Stored data entries »
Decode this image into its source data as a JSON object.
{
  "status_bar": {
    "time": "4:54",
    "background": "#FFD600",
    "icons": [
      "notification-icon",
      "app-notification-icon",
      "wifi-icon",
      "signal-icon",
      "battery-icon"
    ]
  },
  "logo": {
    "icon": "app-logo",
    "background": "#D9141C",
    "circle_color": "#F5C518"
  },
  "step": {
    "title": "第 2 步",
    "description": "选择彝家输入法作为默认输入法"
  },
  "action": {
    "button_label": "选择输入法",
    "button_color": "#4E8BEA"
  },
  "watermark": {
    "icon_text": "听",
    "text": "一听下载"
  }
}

Directions » Output each record exactly, leaving nothing out.

Response to this exercise »
Decode this image into its source data as a JSON object.
{
  "status_bar": {
    "time": "4:54",
    "background": "#FFD600",
    "icons": [
      "notification-icon",
      "app-notification-icon",
      "wifi-icon",
      "signal-icon",
      "battery-icon"
    ]
  },
  "logo": {
    "icon": "app-logo",
    "background": "#D9141C",
    "circle_color": "#F5C518"
  },
  "step": {
    "title": "第 2 步",
    "description": "选择彝家输入法作为默认输入法"
  },
  "action": {
    "button_label": "选择输入法",
    "button_color": "#4E8BEA"
  },
  "watermark": {
    "icon_text": "听",
    "text": "一听下载"
  }
}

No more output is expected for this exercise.